TASK REQUIREMENTS:
Determine which lines of the records include the word "Agent", and copy them.

Raw records
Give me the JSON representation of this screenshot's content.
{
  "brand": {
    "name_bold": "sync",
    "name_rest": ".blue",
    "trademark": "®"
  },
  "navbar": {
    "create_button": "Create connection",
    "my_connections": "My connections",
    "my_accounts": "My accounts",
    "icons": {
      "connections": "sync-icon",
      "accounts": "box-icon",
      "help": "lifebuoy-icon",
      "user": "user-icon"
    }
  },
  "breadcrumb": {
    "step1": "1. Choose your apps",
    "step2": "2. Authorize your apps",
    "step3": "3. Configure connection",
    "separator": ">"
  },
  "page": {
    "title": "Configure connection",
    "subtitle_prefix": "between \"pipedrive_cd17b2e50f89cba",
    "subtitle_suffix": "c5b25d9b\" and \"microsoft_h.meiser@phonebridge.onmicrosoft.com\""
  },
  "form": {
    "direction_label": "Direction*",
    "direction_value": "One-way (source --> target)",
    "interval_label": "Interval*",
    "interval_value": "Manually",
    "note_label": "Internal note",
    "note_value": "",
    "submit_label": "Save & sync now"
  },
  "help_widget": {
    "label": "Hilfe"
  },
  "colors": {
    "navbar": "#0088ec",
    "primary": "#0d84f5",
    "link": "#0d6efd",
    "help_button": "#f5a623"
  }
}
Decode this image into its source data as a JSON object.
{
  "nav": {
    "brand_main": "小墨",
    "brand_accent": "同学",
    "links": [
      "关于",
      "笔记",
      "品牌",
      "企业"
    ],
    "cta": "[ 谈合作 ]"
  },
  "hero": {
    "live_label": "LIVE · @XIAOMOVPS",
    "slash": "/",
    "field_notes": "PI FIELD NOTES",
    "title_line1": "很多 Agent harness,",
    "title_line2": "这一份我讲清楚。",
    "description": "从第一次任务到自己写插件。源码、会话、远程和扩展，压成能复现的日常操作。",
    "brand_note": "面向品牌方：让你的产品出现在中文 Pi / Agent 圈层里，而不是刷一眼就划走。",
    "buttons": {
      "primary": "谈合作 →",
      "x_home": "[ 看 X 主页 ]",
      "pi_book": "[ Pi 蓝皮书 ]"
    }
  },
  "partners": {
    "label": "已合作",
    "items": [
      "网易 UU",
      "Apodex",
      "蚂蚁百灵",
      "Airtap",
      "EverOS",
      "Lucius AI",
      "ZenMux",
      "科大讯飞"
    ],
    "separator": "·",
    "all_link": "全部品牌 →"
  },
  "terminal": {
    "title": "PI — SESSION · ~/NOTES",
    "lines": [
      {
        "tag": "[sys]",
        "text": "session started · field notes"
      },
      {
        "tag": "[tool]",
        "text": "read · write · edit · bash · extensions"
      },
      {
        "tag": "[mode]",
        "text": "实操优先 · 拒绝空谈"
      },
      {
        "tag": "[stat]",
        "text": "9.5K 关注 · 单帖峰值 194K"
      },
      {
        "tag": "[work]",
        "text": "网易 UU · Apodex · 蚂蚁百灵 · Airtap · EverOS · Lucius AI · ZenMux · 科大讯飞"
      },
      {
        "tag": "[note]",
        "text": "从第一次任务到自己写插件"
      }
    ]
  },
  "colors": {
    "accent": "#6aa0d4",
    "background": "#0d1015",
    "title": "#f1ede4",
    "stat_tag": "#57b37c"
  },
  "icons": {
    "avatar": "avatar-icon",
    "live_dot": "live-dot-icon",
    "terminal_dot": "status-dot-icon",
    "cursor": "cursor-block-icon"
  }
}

TASK RESPONSE:
    "title_line1": "很多 Agent harness,",
    "brand_note": "面向品牌方：让你的产品出现在中文 Pi / Agent 圈层里，而不是刷一眼就划走。",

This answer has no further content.